Identify and reproduce every line holding the string "this".

--------------------------------------------------

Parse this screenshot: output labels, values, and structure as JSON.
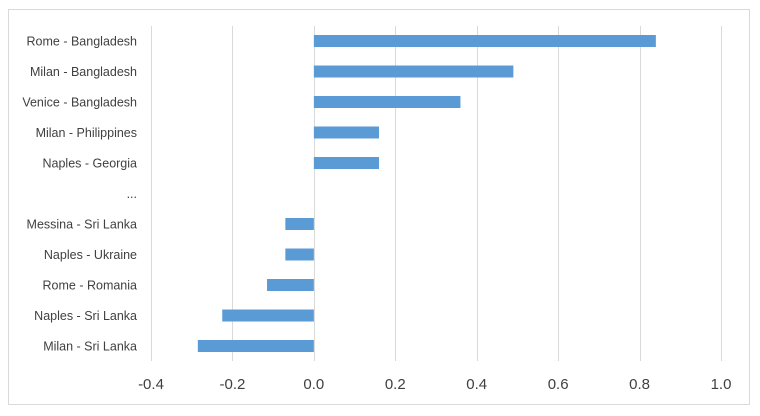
{
  "chart_data": {
    "type": "bar",
    "orientation": "horizontal",
    "title": "",
    "xlabel": "",
    "ylabel": "",
    "categories": [
      "Rome - Bangladesh",
      "Milan - Bangladesh",
      "Venice - Bangladesh",
      "Milan - Philippines",
      "Naples - Georgia",
      "...",
      "Messina - Sri Lanka",
      "Naples - Ukraine",
      "Rome - Romania",
      "Naples - Sri Lanka",
      "Milan - Sri Lanka"
    ],
    "values": [
      0.84,
      0.49,
      0.36,
      0.16,
      0.16,
      null,
      -0.07,
      -0.07,
      -0.115,
      -0.225,
      -0.285
    ],
    "xlim": [
      -0.4,
      1.0
    ],
    "xticks": [
      -0.4,
      -0.2,
      0.0,
      0.2,
      0.4,
      0.6,
      0.8,
      1.0
    ],
    "xtick_labels": [
      "-0.4",
      "-0.2",
      "0.0",
      "0.2",
      "0.4",
      "0.6",
      "0.8",
      "1.0"
    ],
    "grid": "vertical",
    "legend": "none",
    "bar_color": "#5b9bd5",
    "grid_color": "#d9d9d9",
    "text_color": "#404040"
  }
}
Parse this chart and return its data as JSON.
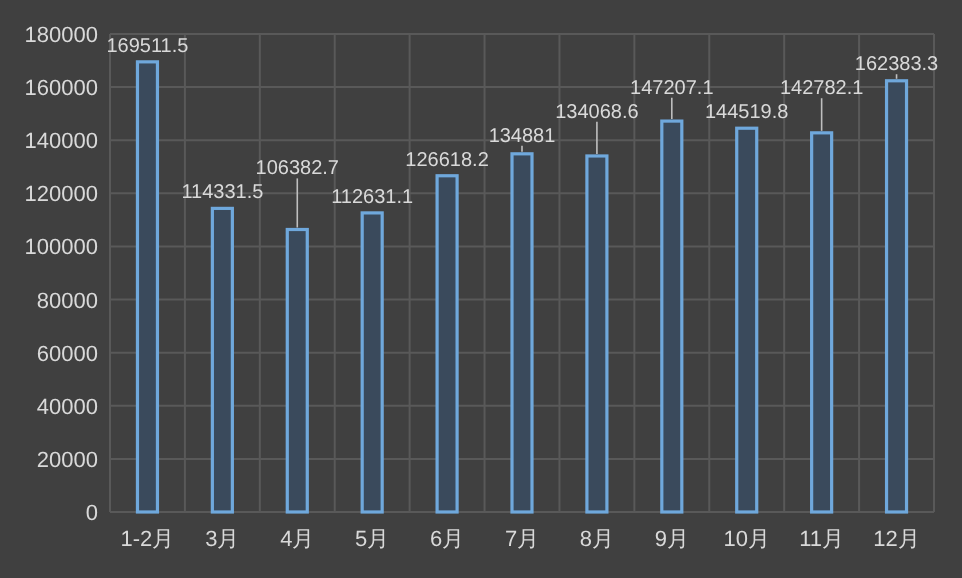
{
  "chart_data": {
    "type": "bar",
    "categories": [
      "1-2月",
      "3月",
      "4月",
      "5月",
      "6月",
      "7月",
      "8月",
      "9月",
      "10月",
      "11月",
      "12月"
    ],
    "values": [
      169511.5,
      114331.5,
      106382.7,
      112631.1,
      126618.2,
      134881,
      134068.6,
      147207.1,
      144519.8,
      142782.1,
      162383.3
    ],
    "color": "#6fa8dc",
    "ylim": [
      0,
      180000
    ],
    "yticks": [
      0,
      20000,
      40000,
      60000,
      80000,
      100000,
      120000,
      140000,
      160000,
      180000
    ],
    "grid": true,
    "data_labels": true
  }
}
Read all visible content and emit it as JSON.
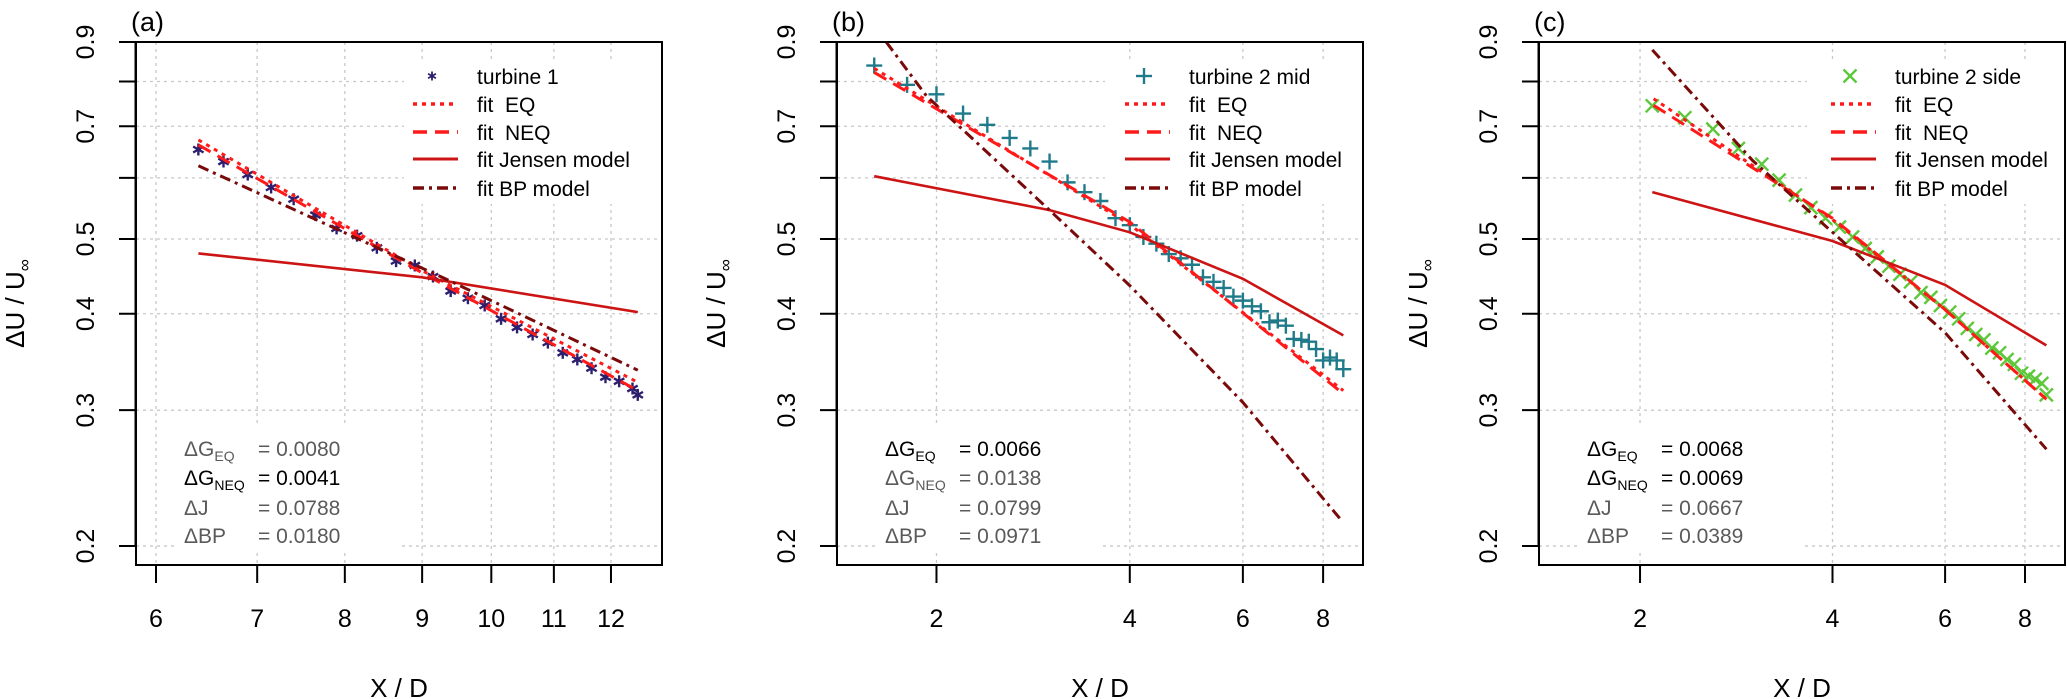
{
  "chart_data": [
    {
      "panel": "(a)",
      "type": "scatter",
      "xlabel": "X / D",
      "ylabel": "ΔU / U",
      "ylabel_sub": "∞",
      "xscale": "log",
      "yscale": "log",
      "xlim": [
        5.82,
        12.97
      ],
      "ylim": [
        0.189,
        0.9
      ],
      "grid": true,
      "legend_position": "top-right",
      "xticks": [
        {
          "v": 6,
          "label": "6"
        },
        {
          "v": 7,
          "label": "7"
        },
        {
          "v": 8,
          "label": "8"
        },
        {
          "v": 9,
          "label": "9"
        },
        {
          "v": 10,
          "label": "10"
        },
        {
          "v": 11,
          "label": "11"
        },
        {
          "v": 12,
          "label": "12"
        }
      ],
      "yticks": [
        {
          "v": 0.2,
          "label": "0.2"
        },
        {
          "v": 0.3,
          "label": "0.3"
        },
        {
          "v": 0.4,
          "label": "0.4"
        },
        {
          "v": 0.5,
          "label": "0.5"
        },
        {
          "v": 0.6,
          "label": ""
        },
        {
          "v": 0.7,
          "label": "0.7"
        },
        {
          "v": 0.8,
          "label": ""
        },
        {
          "v": 0.9,
          "label": "0.9"
        }
      ],
      "series": [
        {
          "name": "turbine 1",
          "kind": "points",
          "marker": "star",
          "color": "#2e1f6e",
          "x": [
            6.4,
            6.65,
            6.9,
            7.15,
            7.4,
            7.65,
            7.9,
            8.15,
            8.4,
            8.65,
            8.9,
            9.15,
            9.4,
            9.65,
            9.9,
            10.15,
            10.4,
            10.65,
            10.9,
            11.15,
            11.4,
            11.65,
            11.9,
            12.15,
            12.4,
            12.5
          ],
          "y": [
            0.653,
            0.63,
            0.606,
            0.583,
            0.563,
            0.537,
            0.516,
            0.505,
            0.487,
            0.468,
            0.462,
            0.447,
            0.428,
            0.419,
            0.41,
            0.394,
            0.384,
            0.376,
            0.367,
            0.356,
            0.349,
            0.34,
            0.331,
            0.327,
            0.32,
            0.314
          ]
        },
        {
          "name": "fit  EQ",
          "kind": "line",
          "style": "dotted",
          "color": "#ff1a1a",
          "x": [
            6.4,
            9.0,
            12.5
          ],
          "y": [
            0.672,
            0.455,
            0.326
          ]
        },
        {
          "name": "fit  NEQ",
          "kind": "line",
          "style": "dashed",
          "color": "#ff1a1a",
          "x": [
            6.4,
            9.0,
            12.5
          ],
          "y": [
            0.662,
            0.452,
            0.318
          ]
        },
        {
          "name": "fit Jensen model",
          "kind": "line",
          "style": "solid",
          "color": "#cc1414",
          "x": [
            6.4,
            9.0,
            12.5
          ],
          "y": [
            0.479,
            0.446,
            0.402
          ]
        },
        {
          "name": "fit BP model",
          "kind": "line",
          "style": "dashdot",
          "color": "#7a0a0a",
          "x": [
            6.4,
            9.3,
            12.5
          ],
          "y": [
            0.622,
            0.445,
            0.338
          ]
        }
      ],
      "stats": [
        {
          "label": "ΔG",
          "sub": "EQ",
          "value": "= 0.0080",
          "best": false
        },
        {
          "label": "ΔG",
          "sub": "NEQ",
          "value": "= 0.0041",
          "best": true
        },
        {
          "label": "ΔJ",
          "sub": "",
          "value": "= 0.0788",
          "best": false
        },
        {
          "label": "ΔBP",
          "sub": "",
          "value": "= 0.0180",
          "best": false
        }
      ]
    },
    {
      "panel": "(b)",
      "type": "scatter",
      "xlabel": "X / D",
      "ylabel": "ΔU / U",
      "ylabel_sub": "∞",
      "xscale": "log",
      "yscale": "log",
      "xlim": [
        1.4,
        9.23
      ],
      "ylim": [
        0.189,
        0.9
      ],
      "grid": true,
      "legend_position": "top-right",
      "xticks": [
        {
          "v": 2,
          "label": "2"
        },
        {
          "v": 4,
          "label": "4"
        },
        {
          "v": 6,
          "label": "6"
        },
        {
          "v": 8,
          "label": "8"
        }
      ],
      "yticks": [
        {
          "v": 0.2,
          "label": "0.2"
        },
        {
          "v": 0.3,
          "label": "0.3"
        },
        {
          "v": 0.4,
          "label": "0.4"
        },
        {
          "v": 0.5,
          "label": "0.5"
        },
        {
          "v": 0.6,
          "label": ""
        },
        {
          "v": 0.7,
          "label": "0.7"
        },
        {
          "v": 0.8,
          "label": ""
        },
        {
          "v": 0.9,
          "label": "0.9"
        }
      ],
      "series": [
        {
          "name": "turbine 2 mid",
          "kind": "points",
          "marker": "plus",
          "color": "#1f7a8a",
          "x": [
            1.6,
            1.8,
            2.0,
            2.2,
            2.4,
            2.6,
            2.8,
            3.0,
            3.2,
            3.4,
            3.6,
            3.8,
            4.0,
            4.2,
            4.4,
            4.6,
            4.8,
            5.0,
            5.2,
            5.4,
            5.6,
            5.8,
            6.0,
            6.2,
            6.4,
            6.6,
            6.8,
            7.0,
            7.2,
            7.4,
            7.6,
            7.8,
            8.0,
            8.2,
            8.4,
            8.6
          ],
          "y": [
            0.839,
            0.792,
            0.77,
            0.727,
            0.703,
            0.676,
            0.655,
            0.63,
            0.592,
            0.575,
            0.56,
            0.532,
            0.521,
            0.503,
            0.493,
            0.478,
            0.472,
            0.463,
            0.446,
            0.44,
            0.432,
            0.421,
            0.416,
            0.409,
            0.403,
            0.39,
            0.392,
            0.386,
            0.371,
            0.37,
            0.368,
            0.36,
            0.348,
            0.351,
            0.348,
            0.339
          ]
        },
        {
          "name": "fit  EQ",
          "kind": "line",
          "style": "dotted",
          "color": "#ff1a1a",
          "x": [
            1.6,
            4.0,
            8.6
          ],
          "y": [
            0.832,
            0.522,
            0.318
          ]
        },
        {
          "name": "fit  NEQ",
          "kind": "line",
          "style": "dashed",
          "color": "#ff1a1a",
          "x": [
            1.6,
            4.0,
            8.6
          ],
          "y": [
            0.822,
            0.526,
            0.315
          ]
        },
        {
          "name": "fit Jensen model",
          "kind": "line",
          "style": "solid",
          "color": "#cc1414",
          "x": [
            1.6,
            3.0,
            4.0,
            6.0,
            8.6
          ],
          "y": [
            0.603,
            0.545,
            0.51,
            0.444,
            0.375
          ]
        },
        {
          "name": "fit BP model",
          "kind": "line",
          "style": "dashdot",
          "color": "#7a0a0a",
          "x": [
            1.67,
            1.93,
            2.97,
            4.0,
            6.0,
            8.58
          ],
          "y": [
            0.9,
            0.766,
            0.549,
            0.435,
            0.307,
            0.215
          ]
        }
      ],
      "stats": [
        {
          "label": "ΔG",
          "sub": "EQ",
          "value": "= 0.0066",
          "best": true
        },
        {
          "label": "ΔG",
          "sub": "NEQ",
          "value": "= 0.0138",
          "best": false
        },
        {
          "label": "ΔJ",
          "sub": "",
          "value": "= 0.0799",
          "best": false
        },
        {
          "label": "ΔBP",
          "sub": "",
          "value": "= 0.0971",
          "best": false
        }
      ]
    },
    {
      "panel": "(c)",
      "type": "scatter",
      "xlabel": "X / D",
      "ylabel": "ΔU / U",
      "ylabel_sub": "∞",
      "xscale": "log",
      "yscale": "log",
      "xlim": [
        1.39,
        9.24
      ],
      "ylim": [
        0.189,
        0.9
      ],
      "grid": true,
      "legend_position": "top-right",
      "xticks": [
        {
          "v": 2,
          "label": "2"
        },
        {
          "v": 4,
          "label": "4"
        },
        {
          "v": 6,
          "label": "6"
        },
        {
          "v": 8,
          "label": "8"
        }
      ],
      "yticks": [
        {
          "v": 0.2,
          "label": "0.2"
        },
        {
          "v": 0.3,
          "label": "0.3"
        },
        {
          "v": 0.4,
          "label": "0.4"
        },
        {
          "v": 0.5,
          "label": "0.5"
        },
        {
          "v": 0.6,
          "label": ""
        },
        {
          "v": 0.7,
          "label": "0.7"
        },
        {
          "v": 0.8,
          "label": ""
        },
        {
          "v": 0.9,
          "label": "0.9"
        }
      ],
      "series": [
        {
          "name": "turbine 2 side",
          "kind": "points",
          "marker": "cross",
          "color": "#5cc83a",
          "x": [
            2.09,
            2.35,
            2.6,
            2.85,
            3.1,
            3.3,
            3.5,
            3.7,
            3.9,
            4.1,
            4.3,
            4.5,
            4.7,
            4.9,
            5.1,
            5.3,
            5.5,
            5.7,
            5.9,
            6.1,
            6.3,
            6.5,
            6.7,
            6.9,
            7.1,
            7.3,
            7.5,
            7.7,
            7.9,
            8.1,
            8.3,
            8.5,
            8.64
          ],
          "y": [
            0.744,
            0.718,
            0.694,
            0.655,
            0.625,
            0.596,
            0.57,
            0.549,
            0.532,
            0.518,
            0.503,
            0.486,
            0.474,
            0.461,
            0.45,
            0.44,
            0.426,
            0.42,
            0.41,
            0.402,
            0.394,
            0.383,
            0.376,
            0.37,
            0.361,
            0.356,
            0.349,
            0.344,
            0.335,
            0.332,
            0.329,
            0.325,
            0.314
          ]
        },
        {
          "name": "fit  EQ",
          "kind": "line",
          "style": "dotted",
          "color": "#ff1a1a",
          "x": [
            2.1,
            4.0,
            6.0,
            8.64
          ],
          "y": [
            0.76,
            0.53,
            0.405,
            0.31
          ]
        },
        {
          "name": "fit  NEQ",
          "kind": "line",
          "style": "dashed",
          "color": "#ff1a1a",
          "x": [
            2.1,
            4.0,
            6.0,
            8.64
          ],
          "y": [
            0.745,
            0.532,
            0.405,
            0.31
          ]
        },
        {
          "name": "fit Jensen model",
          "kind": "line",
          "style": "solid",
          "color": "#cc1414",
          "x": [
            2.09,
            4.0,
            6.0,
            8.64
          ],
          "y": [
            0.575,
            0.497,
            0.436,
            0.364
          ]
        },
        {
          "name": "fit BP model",
          "kind": "line",
          "style": "dashdot",
          "color": "#7a0a0a",
          "x": [
            2.09,
            3.0,
            4.0,
            6.0,
            8.64
          ],
          "y": [
            0.879,
            0.632,
            0.51,
            0.378,
            0.267
          ]
        }
      ],
      "stats": [
        {
          "label": "ΔG",
          "sub": "EQ",
          "value": "= 0.0068",
          "best": true
        },
        {
          "label": "ΔG",
          "sub": "NEQ",
          "value": "= 0.0069",
          "best": true
        },
        {
          "label": "ΔJ",
          "sub": "",
          "value": "= 0.0667",
          "best": false
        },
        {
          "label": "ΔBP",
          "sub": "",
          "value": "= 0.0389",
          "best": false
        }
      ]
    }
  ]
}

--------------------------------------------------

Answer in full ▸
Parse this screenshot: output labels, values, and structure as JSON.
Parse this chart and return its data as JSON.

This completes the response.